* EXERCISE OBJECTIVE:
Find each line holding "title" and copy it out.

* EXTRACTED INFORMATION:
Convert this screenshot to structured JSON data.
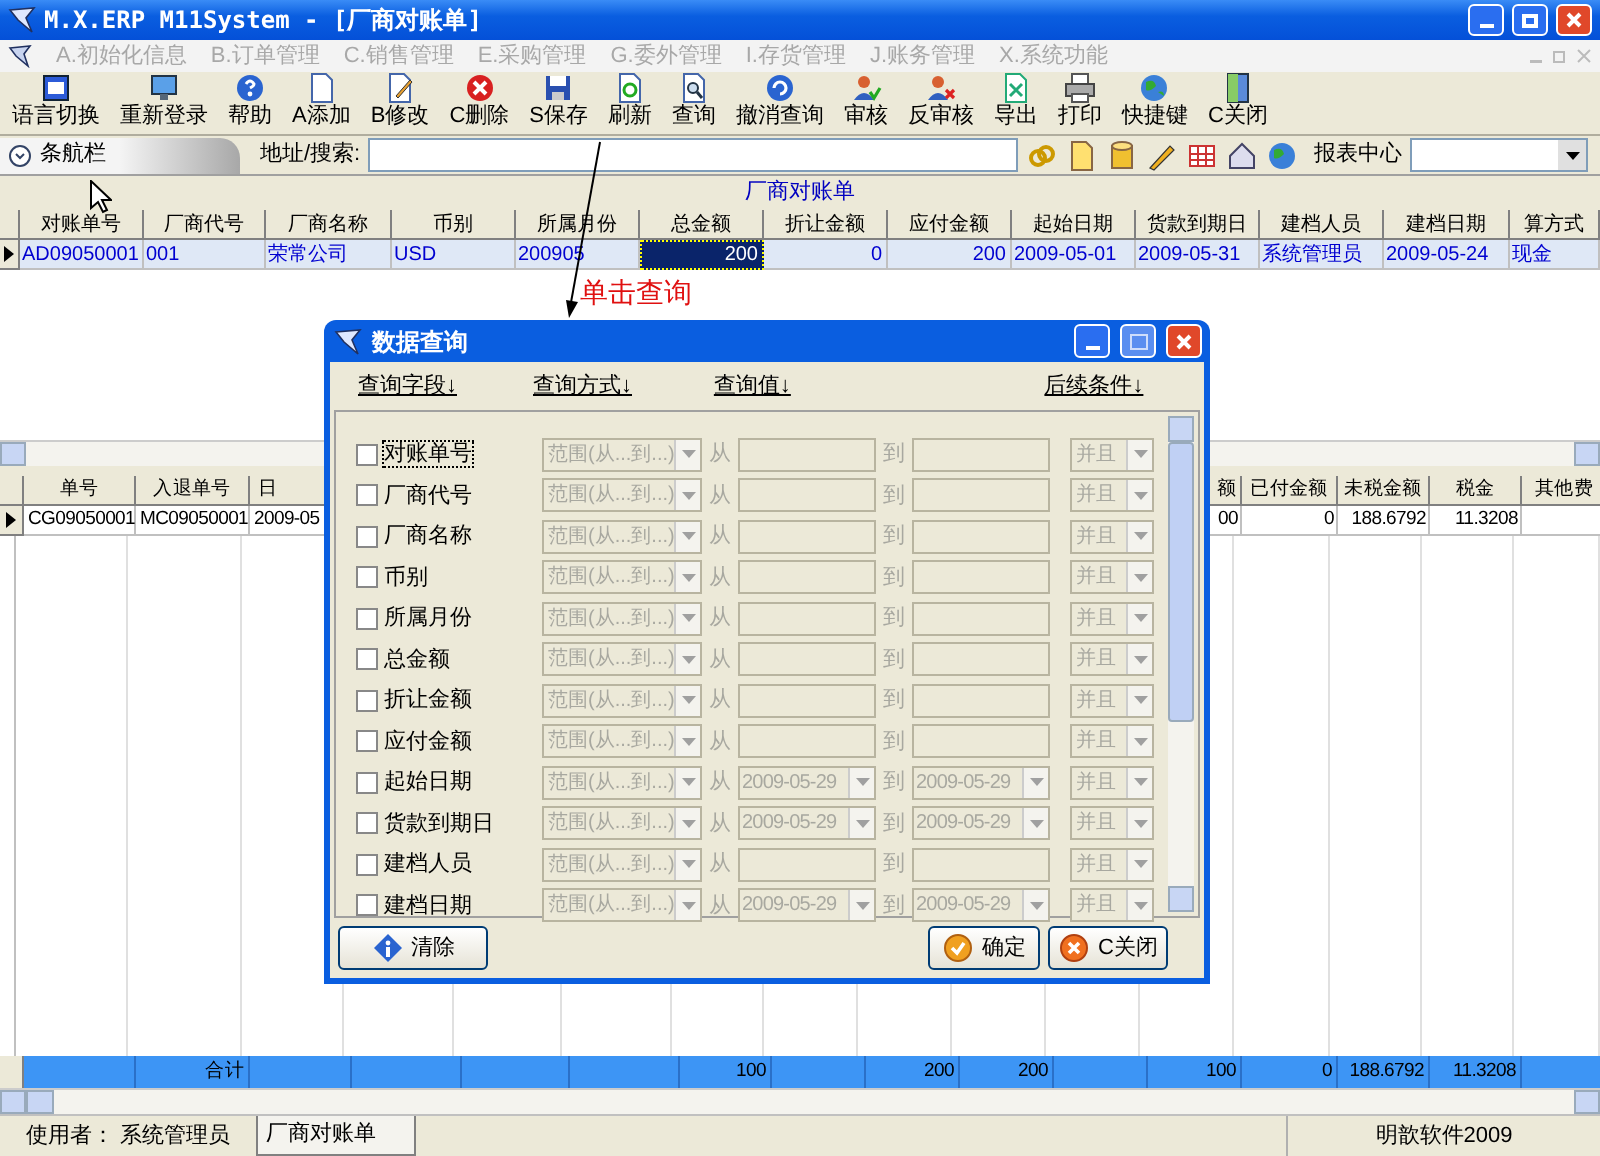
{
  "window": {
    "title": "M.X.ERP M11System - [厂商对账单]"
  },
  "menu": [
    {
      "label": "A.初始化信息",
      "disabled": true
    },
    {
      "label": "B.订单管理",
      "disabled": true
    },
    {
      "label": "C.销售管理",
      "disabled": true
    },
    {
      "label": "E.采购管理",
      "disabled": true
    },
    {
      "label": "G.委外管理",
      "disabled": true
    },
    {
      "label": "I.存货管理",
      "disabled": true
    },
    {
      "label": "J.账务管理",
      "disabled": true
    },
    {
      "label": "X.系统功能",
      "disabled": true
    }
  ],
  "toolbar": [
    "语言切换",
    "重新登录",
    "帮助",
    "A添加",
    "B修改",
    "C删除",
    "S保存",
    "刷新",
    "查询",
    "撤消查询",
    "审核",
    "反审核",
    "导出",
    "打印",
    "快捷键",
    "C关闭"
  ],
  "nav": {
    "tab": "条航栏",
    "address_label": "地址/搜索:",
    "report_label": "报表中心"
  },
  "master": {
    "caption": "厂商对账单",
    "columns": [
      {
        "label": "对账单号",
        "kind": "text"
      },
      {
        "label": "厂商代号",
        "kind": "text"
      },
      {
        "label": "厂商名称",
        "kind": "text"
      },
      {
        "label": "币别",
        "kind": "text"
      },
      {
        "label": "所属月份",
        "kind": "text"
      },
      {
        "label": "总金额",
        "kind": "number"
      },
      {
        "label": "折让金额",
        "kind": "number"
      },
      {
        "label": "应付金额",
        "kind": "number"
      },
      {
        "label": "起始日期",
        "kind": "text"
      },
      {
        "label": "货款到期日",
        "kind": "text"
      },
      {
        "label": "建档人员",
        "kind": "text"
      },
      {
        "label": "建档日期",
        "kind": "text"
      },
      {
        "label": "算方式",
        "kind": "text"
      }
    ],
    "rows": [
      {
        "selected": true,
        "cells": [
          {
            "text": "AD09050001",
            "selected": false
          },
          {
            "text": "001",
            "selected": false
          },
          {
            "text": "荣常公司",
            "selected": false
          },
          {
            "text": "USD",
            "selected": false
          },
          {
            "text": "200905",
            "selected": false
          },
          {
            "text": "200",
            "selected": true
          },
          {
            "text": "0",
            "selected": false
          },
          {
            "text": "200",
            "selected": false
          },
          {
            "text": "2009-05-01",
            "selected": false
          },
          {
            "text": "2009-05-31",
            "selected": false
          },
          {
            "text": "系统管理员",
            "selected": false
          },
          {
            "text": "2009-05-24",
            "selected": false
          },
          {
            "text": "现金",
            "selected": false
          }
        ]
      }
    ]
  },
  "detail": {
    "row_selected": true,
    "columns": [
      {
        "label": "单号",
        "kind": "text",
        "value": "CG09050001"
      },
      {
        "label": "入退单号",
        "kind": "text",
        "value": "MC09050001",
        "total": "合计"
      },
      {
        "label": "日",
        "kind": "text",
        "value": "2009-05"
      },
      {
        "kind": "number"
      },
      {
        "kind": "number"
      },
      {
        "kind": "number"
      },
      {
        "kind": "number",
        "total": "100"
      },
      {
        "kind": "number"
      },
      {
        "kind": "number",
        "total": "200"
      },
      {
        "kind": "number",
        "total": "200"
      },
      {
        "kind": "number"
      },
      {
        "label": "额",
        "kind": "number",
        "value": "00",
        "total": "100"
      },
      {
        "label": "已付金额",
        "kind": "number",
        "value": "0",
        "total": "0"
      },
      {
        "label": "未税金额",
        "kind": "number",
        "value": "188.6792",
        "total": "188.6792"
      },
      {
        "label": "税金",
        "kind": "number",
        "value": "11.3208",
        "total": "11.3208"
      },
      {
        "label": "其他费",
        "kind": "number"
      }
    ]
  },
  "annotation": {
    "text": "单击查询"
  },
  "dialog": {
    "title": "数据查询",
    "headers": [
      "查询字段↓",
      "查询方式↓",
      "查询值↓",
      "后续条件↓"
    ],
    "rows": [
      {
        "field": "对账单号",
        "kind": "text",
        "checked": false,
        "focused": true,
        "disabled": true,
        "method": "范围(从...到...)",
        "from_label": "从",
        "to_label": "到",
        "condition": "并且"
      },
      {
        "field": "厂商代号",
        "kind": "text",
        "checked": false,
        "focused": false,
        "disabled": true,
        "method": "范围(从...到...)",
        "from_label": "从",
        "to_label": "到",
        "condition": "并且"
      },
      {
        "field": "厂商名称",
        "kind": "text",
        "checked": false,
        "focused": false,
        "disabled": true,
        "method": "范围(从...到...)",
        "from_label": "从",
        "to_label": "到",
        "condition": "并且"
      },
      {
        "field": "币别",
        "kind": "text",
        "checked": false,
        "focused": false,
        "disabled": true,
        "method": "范围(从...到...)",
        "from_label": "从",
        "to_label": "到",
        "condition": "并且"
      },
      {
        "field": "所属月份",
        "kind": "text",
        "checked": false,
        "focused": false,
        "disabled": true,
        "method": "范围(从...到...)",
        "from_label": "从",
        "to_label": "到",
        "condition": "并且"
      },
      {
        "field": "总金额",
        "kind": "text",
        "checked": false,
        "focused": false,
        "disabled": true,
        "method": "范围(从...到...)",
        "from_label": "从",
        "to_label": "到",
        "condition": "并且"
      },
      {
        "field": "折让金额",
        "kind": "text",
        "checked": false,
        "focused": false,
        "disabled": true,
        "method": "范围(从...到...)",
        "from_label": "从",
        "to_label": "到",
        "condition": "并且"
      },
      {
        "field": "应付金额",
        "kind": "text",
        "checked": false,
        "focused": false,
        "disabled": true,
        "method": "范围(从...到...)",
        "from_label": "从",
        "to_label": "到",
        "condition": "并且"
      },
      {
        "field": "起始日期",
        "kind": "date",
        "checked": false,
        "focused": false,
        "disabled": true,
        "method": "范围(从...到...)",
        "from_label": "从",
        "from": "2009-05-29",
        "to_label": "到",
        "to": "2009-05-29",
        "condition": "并且"
      },
      {
        "field": "货款到期日",
        "kind": "date",
        "checked": false,
        "focused": false,
        "disabled": true,
        "method": "范围(从...到...)",
        "from_label": "从",
        "from": "2009-05-29",
        "to_label": "到",
        "to": "2009-05-29",
        "condition": "并且"
      },
      {
        "field": "建档人员",
        "kind": "text",
        "checked": false,
        "focused": false,
        "disabled": true,
        "method": "范围(从...到...)",
        "from_label": "从",
        "to_label": "到",
        "condition": "并且"
      },
      {
        "field": "建档日期",
        "kind": "date",
        "checked": false,
        "focused": false,
        "disabled": true,
        "method": "范围(从...到...)",
        "from_label": "从",
        "from": "2009-05-29",
        "to_label": "到",
        "to": "2009-05-29",
        "condition": "并且"
      }
    ],
    "buttons": [
      {
        "label": "清除",
        "kind": "clear"
      },
      {
        "label": "确定",
        "kind": "ok"
      },
      {
        "label": "C关闭",
        "kind": "close"
      }
    ]
  },
  "status_bar": {
    "user": "使用者： 系统管理员",
    "tabs": [
      {
        "label": "厂商对账单",
        "selected": true
      }
    ],
    "company": "明歆软件2009"
  }
}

* RESPONSE FOR THIS EXERCISE:
    "title": "M.X.ERP M11System - [厂商对账单]"
    "title": "数据查询",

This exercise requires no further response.